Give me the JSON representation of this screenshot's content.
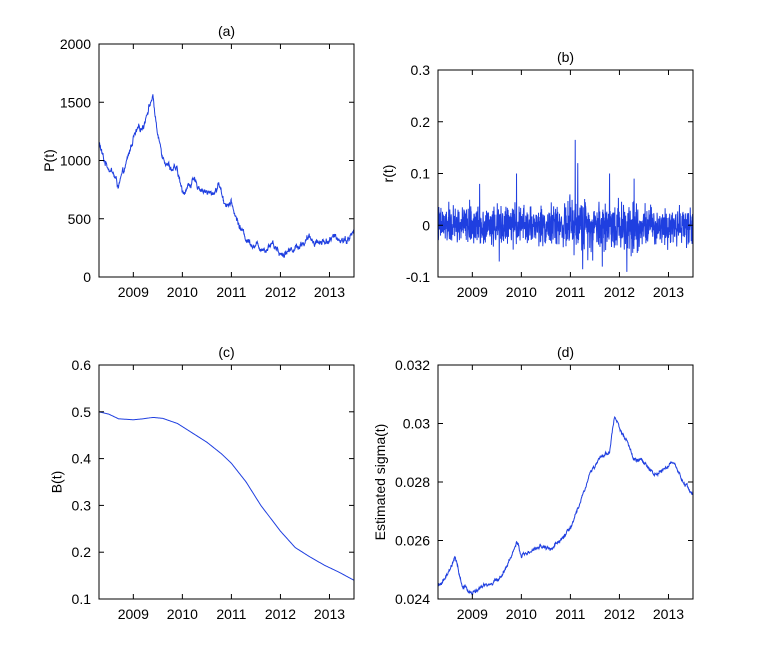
{
  "colors": {
    "series": "#1f3fe0",
    "axes": "#000000",
    "background": "#ffffff"
  },
  "chart_data": [
    {
      "id": "a",
      "type": "line",
      "title": "(a)",
      "xlabel": "",
      "ylabel": "P(t)",
      "xlim": [
        2008.3,
        2013.5
      ],
      "ylim": [
        0,
        2000
      ],
      "xticks": [
        2009,
        2010,
        2011,
        2012,
        2013
      ],
      "xtick_labels": [
        "2009",
        "2010",
        "2011",
        "2012",
        "2013"
      ],
      "yticks": [
        0,
        500,
        1000,
        1500,
        2000
      ],
      "ytick_labels": [
        "0",
        "500",
        "1000",
        "1500",
        "2000"
      ],
      "grid": false,
      "noise": 35,
      "x": [
        2008.3,
        2008.4,
        2008.55,
        2008.7,
        2008.85,
        2009.0,
        2009.1,
        2009.2,
        2009.3,
        2009.4,
        2009.5,
        2009.6,
        2009.75,
        2009.9,
        2010.0,
        2010.2,
        2010.4,
        2010.6,
        2010.75,
        2010.85,
        2011.0,
        2011.15,
        2011.3,
        2011.5,
        2011.7,
        2011.85,
        2012.0,
        2012.2,
        2012.4,
        2012.6,
        2012.8,
        2013.0,
        2013.2,
        2013.35,
        2013.5
      ],
      "y": [
        1150,
        1000,
        920,
        780,
        950,
        1200,
        1250,
        1300,
        1450,
        1550,
        1200,
        1050,
        950,
        900,
        720,
        820,
        760,
        700,
        800,
        650,
        620,
        450,
        330,
        270,
        250,
        300,
        200,
        230,
        280,
        330,
        300,
        320,
        340,
        320,
        390
      ]
    },
    {
      "id": "b",
      "type": "line",
      "title": "(b)",
      "xlabel": "",
      "ylabel": "r(t)",
      "xlim": [
        2008.3,
        2013.5
      ],
      "ylim": [
        -0.1,
        0.3
      ],
      "xticks": [
        2009,
        2010,
        2011,
        2012,
        2013
      ],
      "xtick_labels": [
        "2009",
        "2010",
        "2011",
        "2012",
        "2013"
      ],
      "yticks": [
        -0.1,
        0,
        0.1,
        0.2,
        0.3
      ],
      "ytick_labels": [
        "-0.1",
        "0",
        "0.1",
        "0.2",
        "0.3"
      ],
      "grid": false,
      "returns_amplitude": 0.03,
      "spikes": [
        [
          2009.15,
          0.08
        ],
        [
          2009.9,
          0.1
        ],
        [
          2011.1,
          0.165
        ],
        [
          2011.15,
          0.12
        ],
        [
          2011.8,
          0.1
        ],
        [
          2012.3,
          0.09
        ],
        [
          2009.55,
          -0.07
        ],
        [
          2011.25,
          -0.085
        ],
        [
          2011.65,
          -0.08
        ],
        [
          2012.15,
          -0.09
        ]
      ]
    },
    {
      "id": "c",
      "type": "line",
      "title": "(c)",
      "xlabel": "",
      "ylabel": "B(t)",
      "xlim": [
        2008.3,
        2013.5
      ],
      "ylim": [
        0.1,
        0.6
      ],
      "xticks": [
        2009,
        2010,
        2011,
        2012,
        2013
      ],
      "xtick_labels": [
        "2009",
        "2010",
        "2011",
        "2012",
        "2013"
      ],
      "yticks": [
        0.1,
        0.2,
        0.3,
        0.4,
        0.5,
        0.6
      ],
      "ytick_labels": [
        "0.1",
        "0.2",
        "0.3",
        "0.4",
        "0.5",
        "0.6"
      ],
      "grid": false,
      "noise": 0,
      "x": [
        2008.3,
        2008.5,
        2008.7,
        2009.0,
        2009.2,
        2009.4,
        2009.6,
        2009.9,
        2010.2,
        2010.5,
        2010.8,
        2011.0,
        2011.3,
        2011.6,
        2012.0,
        2012.3,
        2012.6,
        2012.9,
        2013.2,
        2013.5
      ],
      "y": [
        0.5,
        0.495,
        0.485,
        0.483,
        0.485,
        0.488,
        0.486,
        0.475,
        0.455,
        0.435,
        0.41,
        0.39,
        0.35,
        0.3,
        0.245,
        0.21,
        0.19,
        0.172,
        0.157,
        0.14
      ]
    },
    {
      "id": "d",
      "type": "line",
      "title": "(d)",
      "xlabel": "",
      "ylabel": "Estimated sigma(t)",
      "xlim": [
        2008.3,
        2013.5
      ],
      "ylim": [
        0.024,
        0.032
      ],
      "xticks": [
        2009,
        2010,
        2011,
        2012,
        2013
      ],
      "xtick_labels": [
        "2009",
        "2010",
        "2011",
        "2012",
        "2013"
      ],
      "yticks": [
        0.024,
        0.026,
        0.028,
        0.03,
        0.032
      ],
      "ytick_labels": [
        "0.024",
        "0.026",
        "0.028",
        "0.03",
        "0.032"
      ],
      "grid": false,
      "noise": 8e-05,
      "x": [
        2008.3,
        2008.5,
        2008.65,
        2008.8,
        2009.0,
        2009.2,
        2009.4,
        2009.6,
        2009.75,
        2009.9,
        2010.0,
        2010.2,
        2010.4,
        2010.6,
        2010.8,
        2011.0,
        2011.2,
        2011.4,
        2011.6,
        2011.8,
        2011.9,
        2012.1,
        2012.3,
        2012.5,
        2012.7,
        2012.9,
        2013.1,
        2013.3,
        2013.5
      ],
      "y": [
        0.0244,
        0.0248,
        0.0254,
        0.0244,
        0.0242,
        0.0244,
        0.0245,
        0.0248,
        0.0253,
        0.0259,
        0.0255,
        0.0256,
        0.0258,
        0.0257,
        0.026,
        0.0264,
        0.0273,
        0.0283,
        0.0288,
        0.029,
        0.0303,
        0.0295,
        0.0288,
        0.0287,
        0.0282,
        0.0285,
        0.0286,
        0.028,
        0.0276
      ]
    }
  ]
}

Directions - Write out the records above once more, word for word, with no pictures.

Output for this exercise -
Give me the JSON representation of this screenshot's content.
{
  "colors": {
    "series": "#1f3fe0",
    "axes": "#000000",
    "background": "#ffffff"
  },
  "chart_data": [
    {
      "id": "a",
      "type": "line",
      "title": "(a)",
      "xlabel": "",
      "ylabel": "P(t)",
      "xlim": [
        2008.3,
        2013.5
      ],
      "ylim": [
        0,
        2000
      ],
      "xticks": [
        2009,
        2010,
        2011,
        2012,
        2013
      ],
      "xtick_labels": [
        "2009",
        "2010",
        "2011",
        "2012",
        "2013"
      ],
      "yticks": [
        0,
        500,
        1000,
        1500,
        2000
      ],
      "ytick_labels": [
        "0",
        "500",
        "1000",
        "1500",
        "2000"
      ],
      "grid": false,
      "noise": 35,
      "x": [
        2008.3,
        2008.4,
        2008.55,
        2008.7,
        2008.85,
        2009.0,
        2009.1,
        2009.2,
        2009.3,
        2009.4,
        2009.5,
        2009.6,
        2009.75,
        2009.9,
        2010.0,
        2010.2,
        2010.4,
        2010.6,
        2010.75,
        2010.85,
        2011.0,
        2011.15,
        2011.3,
        2011.5,
        2011.7,
        2011.85,
        2012.0,
        2012.2,
        2012.4,
        2012.6,
        2012.8,
        2013.0,
        2013.2,
        2013.35,
        2013.5
      ],
      "y": [
        1150,
        1000,
        920,
        780,
        950,
        1200,
        1250,
        1300,
        1450,
        1550,
        1200,
        1050,
        950,
        900,
        720,
        820,
        760,
        700,
        800,
        650,
        620,
        450,
        330,
        270,
        250,
        300,
        200,
        230,
        280,
        330,
        300,
        320,
        340,
        320,
        390
      ]
    },
    {
      "id": "b",
      "type": "line",
      "title": "(b)",
      "xlabel": "",
      "ylabel": "r(t)",
      "xlim": [
        2008.3,
        2013.5
      ],
      "ylim": [
        -0.1,
        0.3
      ],
      "xticks": [
        2009,
        2010,
        2011,
        2012,
        2013
      ],
      "xtick_labels": [
        "2009",
        "2010",
        "2011",
        "2012",
        "2013"
      ],
      "yticks": [
        -0.1,
        0,
        0.1,
        0.2,
        0.3
      ],
      "ytick_labels": [
        "-0.1",
        "0",
        "0.1",
        "0.2",
        "0.3"
      ],
      "grid": false,
      "returns_amplitude": 0.03,
      "spikes": [
        [
          2009.15,
          0.08
        ],
        [
          2009.9,
          0.1
        ],
        [
          2011.1,
          0.165
        ],
        [
          2011.15,
          0.12
        ],
        [
          2011.8,
          0.1
        ],
        [
          2012.3,
          0.09
        ],
        [
          2009.55,
          -0.07
        ],
        [
          2011.25,
          -0.085
        ],
        [
          2011.65,
          -0.08
        ],
        [
          2012.15,
          -0.09
        ]
      ]
    },
    {
      "id": "c",
      "type": "line",
      "title": "(c)",
      "xlabel": "",
      "ylabel": "B(t)",
      "xlim": [
        2008.3,
        2013.5
      ],
      "ylim": [
        0.1,
        0.6
      ],
      "xticks": [
        2009,
        2010,
        2011,
        2012,
        2013
      ],
      "xtick_labels": [
        "2009",
        "2010",
        "2011",
        "2012",
        "2013"
      ],
      "yticks": [
        0.1,
        0.2,
        0.3,
        0.4,
        0.5,
        0.6
      ],
      "ytick_labels": [
        "0.1",
        "0.2",
        "0.3",
        "0.4",
        "0.5",
        "0.6"
      ],
      "grid": false,
      "noise": 0,
      "x": [
        2008.3,
        2008.5,
        2008.7,
        2009.0,
        2009.2,
        2009.4,
        2009.6,
        2009.9,
        2010.2,
        2010.5,
        2010.8,
        2011.0,
        2011.3,
        2011.6,
        2012.0,
        2012.3,
        2012.6,
        2012.9,
        2013.2,
        2013.5
      ],
      "y": [
        0.5,
        0.495,
        0.485,
        0.483,
        0.485,
        0.488,
        0.486,
        0.475,
        0.455,
        0.435,
        0.41,
        0.39,
        0.35,
        0.3,
        0.245,
        0.21,
        0.19,
        0.172,
        0.157,
        0.14
      ]
    },
    {
      "id": "d",
      "type": "line",
      "title": "(d)",
      "xlabel": "",
      "ylabel": "Estimated sigma(t)",
      "xlim": [
        2008.3,
        2013.5
      ],
      "ylim": [
        0.024,
        0.032
      ],
      "xticks": [
        2009,
        2010,
        2011,
        2012,
        2013
      ],
      "xtick_labels": [
        "2009",
        "2010",
        "2011",
        "2012",
        "2013"
      ],
      "yticks": [
        0.024,
        0.026,
        0.028,
        0.03,
        0.032
      ],
      "ytick_labels": [
        "0.024",
        "0.026",
        "0.028",
        "0.03",
        "0.032"
      ],
      "grid": false,
      "noise": 8e-05,
      "x": [
        2008.3,
        2008.5,
        2008.65,
        2008.8,
        2009.0,
        2009.2,
        2009.4,
        2009.6,
        2009.75,
        2009.9,
        2010.0,
        2010.2,
        2010.4,
        2010.6,
        2010.8,
        2011.0,
        2011.2,
        2011.4,
        2011.6,
        2011.8,
        2011.9,
        2012.1,
        2012.3,
        2012.5,
        2012.7,
        2012.9,
        2013.1,
        2013.3,
        2013.5
      ],
      "y": [
        0.0244,
        0.0248,
        0.0254,
        0.0244,
        0.0242,
        0.0244,
        0.0245,
        0.0248,
        0.0253,
        0.0259,
        0.0255,
        0.0256,
        0.0258,
        0.0257,
        0.026,
        0.0264,
        0.0273,
        0.0283,
        0.0288,
        0.029,
        0.0303,
        0.0295,
        0.0288,
        0.0287,
        0.0282,
        0.0285,
        0.0286,
        0.028,
        0.0276
      ]
    }
  ]
}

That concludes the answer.